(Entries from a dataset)
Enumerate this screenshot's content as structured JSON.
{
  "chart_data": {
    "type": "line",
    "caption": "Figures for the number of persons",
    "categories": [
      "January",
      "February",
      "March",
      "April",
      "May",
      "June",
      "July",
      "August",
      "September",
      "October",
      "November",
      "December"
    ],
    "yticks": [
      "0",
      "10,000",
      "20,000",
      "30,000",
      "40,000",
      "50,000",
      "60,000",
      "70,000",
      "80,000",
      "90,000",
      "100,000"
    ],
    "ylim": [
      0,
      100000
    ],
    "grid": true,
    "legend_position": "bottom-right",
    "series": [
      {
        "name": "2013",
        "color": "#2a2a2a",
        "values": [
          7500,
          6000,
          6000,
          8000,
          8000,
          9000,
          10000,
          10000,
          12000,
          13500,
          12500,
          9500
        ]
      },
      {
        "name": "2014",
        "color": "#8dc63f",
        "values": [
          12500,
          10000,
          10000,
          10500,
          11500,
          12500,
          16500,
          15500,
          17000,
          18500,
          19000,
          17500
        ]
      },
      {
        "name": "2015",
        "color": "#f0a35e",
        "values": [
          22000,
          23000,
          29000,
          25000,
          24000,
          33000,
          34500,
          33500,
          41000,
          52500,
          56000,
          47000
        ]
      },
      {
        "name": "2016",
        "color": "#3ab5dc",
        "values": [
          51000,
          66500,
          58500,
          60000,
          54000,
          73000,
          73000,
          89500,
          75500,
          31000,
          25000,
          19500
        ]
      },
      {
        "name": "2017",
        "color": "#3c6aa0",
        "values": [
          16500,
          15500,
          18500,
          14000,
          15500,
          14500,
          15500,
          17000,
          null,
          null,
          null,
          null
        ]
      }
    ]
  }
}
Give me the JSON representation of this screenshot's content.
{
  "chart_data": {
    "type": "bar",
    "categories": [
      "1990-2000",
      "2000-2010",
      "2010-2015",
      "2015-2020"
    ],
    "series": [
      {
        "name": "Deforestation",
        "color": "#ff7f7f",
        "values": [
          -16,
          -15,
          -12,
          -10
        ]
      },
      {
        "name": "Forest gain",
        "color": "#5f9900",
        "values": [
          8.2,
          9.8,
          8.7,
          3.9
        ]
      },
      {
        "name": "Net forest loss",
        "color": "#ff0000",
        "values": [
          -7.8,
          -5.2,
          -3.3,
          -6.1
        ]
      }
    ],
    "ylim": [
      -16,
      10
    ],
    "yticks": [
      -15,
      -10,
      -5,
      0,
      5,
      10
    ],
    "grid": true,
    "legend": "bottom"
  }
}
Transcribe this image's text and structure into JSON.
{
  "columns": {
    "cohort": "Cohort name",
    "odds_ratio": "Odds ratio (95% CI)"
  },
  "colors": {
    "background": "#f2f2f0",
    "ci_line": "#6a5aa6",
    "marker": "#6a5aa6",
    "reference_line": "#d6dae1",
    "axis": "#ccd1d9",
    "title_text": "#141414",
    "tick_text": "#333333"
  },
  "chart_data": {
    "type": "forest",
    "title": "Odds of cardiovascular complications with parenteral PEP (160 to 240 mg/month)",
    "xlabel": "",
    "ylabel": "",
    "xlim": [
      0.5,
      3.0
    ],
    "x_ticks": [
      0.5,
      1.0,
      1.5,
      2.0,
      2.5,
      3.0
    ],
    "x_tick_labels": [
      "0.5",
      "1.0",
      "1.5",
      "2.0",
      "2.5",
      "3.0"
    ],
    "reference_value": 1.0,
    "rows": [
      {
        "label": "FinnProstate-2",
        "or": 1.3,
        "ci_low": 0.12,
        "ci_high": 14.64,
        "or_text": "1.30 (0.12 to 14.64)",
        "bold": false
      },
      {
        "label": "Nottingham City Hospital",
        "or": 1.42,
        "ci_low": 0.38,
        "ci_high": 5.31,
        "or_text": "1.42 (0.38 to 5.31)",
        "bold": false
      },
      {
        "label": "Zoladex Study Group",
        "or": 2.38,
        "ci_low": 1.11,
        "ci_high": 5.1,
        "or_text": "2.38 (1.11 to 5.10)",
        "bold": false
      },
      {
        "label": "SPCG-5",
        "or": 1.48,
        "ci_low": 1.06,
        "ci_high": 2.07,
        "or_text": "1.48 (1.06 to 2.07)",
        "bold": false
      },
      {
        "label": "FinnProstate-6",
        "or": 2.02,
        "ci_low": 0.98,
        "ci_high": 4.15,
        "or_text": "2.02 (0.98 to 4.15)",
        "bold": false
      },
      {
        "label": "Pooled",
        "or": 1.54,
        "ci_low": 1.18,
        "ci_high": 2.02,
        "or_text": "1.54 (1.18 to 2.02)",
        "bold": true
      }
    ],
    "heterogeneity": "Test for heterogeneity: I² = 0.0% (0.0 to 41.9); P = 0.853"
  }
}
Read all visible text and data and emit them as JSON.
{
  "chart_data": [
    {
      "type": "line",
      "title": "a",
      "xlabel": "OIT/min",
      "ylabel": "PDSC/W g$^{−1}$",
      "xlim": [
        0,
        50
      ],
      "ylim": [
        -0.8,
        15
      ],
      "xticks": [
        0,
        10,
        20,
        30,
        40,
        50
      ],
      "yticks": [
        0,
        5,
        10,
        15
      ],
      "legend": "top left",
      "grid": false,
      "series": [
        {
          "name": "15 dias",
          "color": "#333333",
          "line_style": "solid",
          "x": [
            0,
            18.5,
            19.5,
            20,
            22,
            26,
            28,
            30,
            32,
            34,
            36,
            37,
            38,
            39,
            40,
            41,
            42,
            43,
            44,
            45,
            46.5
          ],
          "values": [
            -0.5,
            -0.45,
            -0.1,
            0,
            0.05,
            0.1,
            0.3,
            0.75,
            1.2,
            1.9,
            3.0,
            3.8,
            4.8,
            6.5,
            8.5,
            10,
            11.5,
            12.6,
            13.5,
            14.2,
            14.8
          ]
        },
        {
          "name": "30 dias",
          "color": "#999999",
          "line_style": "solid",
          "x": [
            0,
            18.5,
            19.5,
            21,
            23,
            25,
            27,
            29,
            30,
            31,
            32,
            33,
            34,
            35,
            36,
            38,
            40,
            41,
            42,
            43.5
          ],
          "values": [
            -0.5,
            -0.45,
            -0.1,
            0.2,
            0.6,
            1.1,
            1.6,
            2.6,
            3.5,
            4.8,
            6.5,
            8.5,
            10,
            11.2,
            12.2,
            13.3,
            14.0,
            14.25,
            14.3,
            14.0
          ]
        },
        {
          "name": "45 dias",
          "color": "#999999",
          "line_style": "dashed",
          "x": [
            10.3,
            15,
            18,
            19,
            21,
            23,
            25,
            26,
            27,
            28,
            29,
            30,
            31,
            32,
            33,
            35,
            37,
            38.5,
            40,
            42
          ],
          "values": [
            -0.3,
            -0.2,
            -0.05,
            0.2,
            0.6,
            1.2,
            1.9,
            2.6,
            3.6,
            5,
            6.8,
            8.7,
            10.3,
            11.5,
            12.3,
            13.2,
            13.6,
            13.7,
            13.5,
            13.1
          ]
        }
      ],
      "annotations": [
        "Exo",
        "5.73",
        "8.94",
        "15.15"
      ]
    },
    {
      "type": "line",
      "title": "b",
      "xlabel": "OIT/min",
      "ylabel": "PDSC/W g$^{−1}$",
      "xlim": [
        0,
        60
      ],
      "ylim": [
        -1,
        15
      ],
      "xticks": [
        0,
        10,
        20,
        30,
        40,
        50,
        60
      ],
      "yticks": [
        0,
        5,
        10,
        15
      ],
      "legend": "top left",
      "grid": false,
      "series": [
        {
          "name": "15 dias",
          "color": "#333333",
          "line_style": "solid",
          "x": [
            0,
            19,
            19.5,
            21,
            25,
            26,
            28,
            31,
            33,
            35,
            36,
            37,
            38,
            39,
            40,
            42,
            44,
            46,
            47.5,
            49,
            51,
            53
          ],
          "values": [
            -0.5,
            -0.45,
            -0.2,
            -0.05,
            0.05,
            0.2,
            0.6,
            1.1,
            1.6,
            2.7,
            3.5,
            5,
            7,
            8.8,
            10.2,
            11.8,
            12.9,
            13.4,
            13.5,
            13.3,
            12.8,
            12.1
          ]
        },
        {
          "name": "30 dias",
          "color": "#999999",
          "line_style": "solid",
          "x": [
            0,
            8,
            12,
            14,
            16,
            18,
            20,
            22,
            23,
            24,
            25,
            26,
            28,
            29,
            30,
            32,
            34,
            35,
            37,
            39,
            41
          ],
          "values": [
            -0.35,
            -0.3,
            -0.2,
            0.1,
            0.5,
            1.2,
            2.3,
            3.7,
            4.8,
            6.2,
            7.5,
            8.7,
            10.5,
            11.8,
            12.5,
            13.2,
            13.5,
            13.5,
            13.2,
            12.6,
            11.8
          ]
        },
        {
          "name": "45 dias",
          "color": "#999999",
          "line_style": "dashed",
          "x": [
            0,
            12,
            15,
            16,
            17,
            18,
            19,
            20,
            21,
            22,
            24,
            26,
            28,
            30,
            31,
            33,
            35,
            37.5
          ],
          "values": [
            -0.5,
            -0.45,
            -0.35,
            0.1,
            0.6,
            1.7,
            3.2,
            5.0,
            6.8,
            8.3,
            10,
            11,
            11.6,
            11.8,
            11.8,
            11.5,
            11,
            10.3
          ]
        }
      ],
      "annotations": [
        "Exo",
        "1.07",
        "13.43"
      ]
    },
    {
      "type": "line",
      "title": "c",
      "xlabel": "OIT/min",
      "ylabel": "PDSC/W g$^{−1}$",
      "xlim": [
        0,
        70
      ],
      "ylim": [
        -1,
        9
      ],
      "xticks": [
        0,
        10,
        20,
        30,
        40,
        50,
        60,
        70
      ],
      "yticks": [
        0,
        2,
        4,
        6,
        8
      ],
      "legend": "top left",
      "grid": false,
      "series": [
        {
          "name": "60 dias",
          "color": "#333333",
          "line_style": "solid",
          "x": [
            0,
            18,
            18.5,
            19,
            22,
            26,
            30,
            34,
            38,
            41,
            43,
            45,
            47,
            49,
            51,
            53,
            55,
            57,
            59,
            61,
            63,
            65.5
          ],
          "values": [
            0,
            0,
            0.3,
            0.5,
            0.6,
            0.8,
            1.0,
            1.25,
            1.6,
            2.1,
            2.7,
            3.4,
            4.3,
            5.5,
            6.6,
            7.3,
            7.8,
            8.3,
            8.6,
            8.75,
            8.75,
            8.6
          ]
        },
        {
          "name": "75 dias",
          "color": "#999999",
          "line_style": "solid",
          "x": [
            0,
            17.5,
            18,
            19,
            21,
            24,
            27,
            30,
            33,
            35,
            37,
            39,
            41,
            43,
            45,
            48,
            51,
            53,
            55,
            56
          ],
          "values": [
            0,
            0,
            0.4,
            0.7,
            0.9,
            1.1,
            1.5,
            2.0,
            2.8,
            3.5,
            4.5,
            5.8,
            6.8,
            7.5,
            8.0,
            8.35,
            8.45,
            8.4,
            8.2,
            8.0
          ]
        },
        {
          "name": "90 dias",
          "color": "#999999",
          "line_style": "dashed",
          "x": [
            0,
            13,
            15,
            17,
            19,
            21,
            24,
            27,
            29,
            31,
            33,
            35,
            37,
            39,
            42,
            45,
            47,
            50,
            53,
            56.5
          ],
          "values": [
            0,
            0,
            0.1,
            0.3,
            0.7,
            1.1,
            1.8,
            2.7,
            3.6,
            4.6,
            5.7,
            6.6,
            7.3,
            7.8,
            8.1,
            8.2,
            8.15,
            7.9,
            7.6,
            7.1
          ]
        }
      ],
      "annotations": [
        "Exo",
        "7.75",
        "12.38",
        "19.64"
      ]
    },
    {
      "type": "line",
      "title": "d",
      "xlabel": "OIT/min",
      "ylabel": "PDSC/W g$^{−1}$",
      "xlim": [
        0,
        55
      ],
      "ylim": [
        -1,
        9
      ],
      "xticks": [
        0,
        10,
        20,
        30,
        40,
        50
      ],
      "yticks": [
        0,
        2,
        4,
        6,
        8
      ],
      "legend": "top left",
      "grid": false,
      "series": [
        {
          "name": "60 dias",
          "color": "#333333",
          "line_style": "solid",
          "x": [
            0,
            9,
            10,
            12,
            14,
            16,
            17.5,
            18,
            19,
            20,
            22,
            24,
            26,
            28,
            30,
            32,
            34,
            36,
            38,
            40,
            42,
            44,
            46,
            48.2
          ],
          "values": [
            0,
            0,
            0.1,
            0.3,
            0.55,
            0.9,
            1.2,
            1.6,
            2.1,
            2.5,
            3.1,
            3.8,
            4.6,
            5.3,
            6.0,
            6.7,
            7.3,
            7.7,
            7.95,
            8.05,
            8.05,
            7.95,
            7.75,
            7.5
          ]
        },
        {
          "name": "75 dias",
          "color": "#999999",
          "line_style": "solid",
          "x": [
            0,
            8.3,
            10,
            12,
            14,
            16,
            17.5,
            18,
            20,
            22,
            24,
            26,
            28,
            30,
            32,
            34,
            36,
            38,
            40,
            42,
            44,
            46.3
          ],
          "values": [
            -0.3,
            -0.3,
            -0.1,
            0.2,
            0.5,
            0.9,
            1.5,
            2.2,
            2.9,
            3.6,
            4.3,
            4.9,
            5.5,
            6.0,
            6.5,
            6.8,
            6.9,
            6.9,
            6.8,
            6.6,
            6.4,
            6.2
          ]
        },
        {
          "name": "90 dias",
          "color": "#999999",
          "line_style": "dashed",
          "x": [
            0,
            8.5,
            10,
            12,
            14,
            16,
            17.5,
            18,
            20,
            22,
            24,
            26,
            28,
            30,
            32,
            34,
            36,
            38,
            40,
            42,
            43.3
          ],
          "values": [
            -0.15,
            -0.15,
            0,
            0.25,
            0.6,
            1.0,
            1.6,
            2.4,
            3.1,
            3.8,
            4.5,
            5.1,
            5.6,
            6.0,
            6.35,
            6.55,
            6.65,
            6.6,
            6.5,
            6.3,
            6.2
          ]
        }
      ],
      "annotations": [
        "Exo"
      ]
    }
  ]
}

*EXERCISE REQUIREMENTS*: Make a list of all lines in the data that contain "JSON".

*ANSWER TO THIS PROBLEM*:
Enumerate this screenshot's content as structured JSON.
Give me the JSON representation of this screenshot's content.
Transcribe this image's text and structure into JSON.
Read all visible text and data and emit them as JSON.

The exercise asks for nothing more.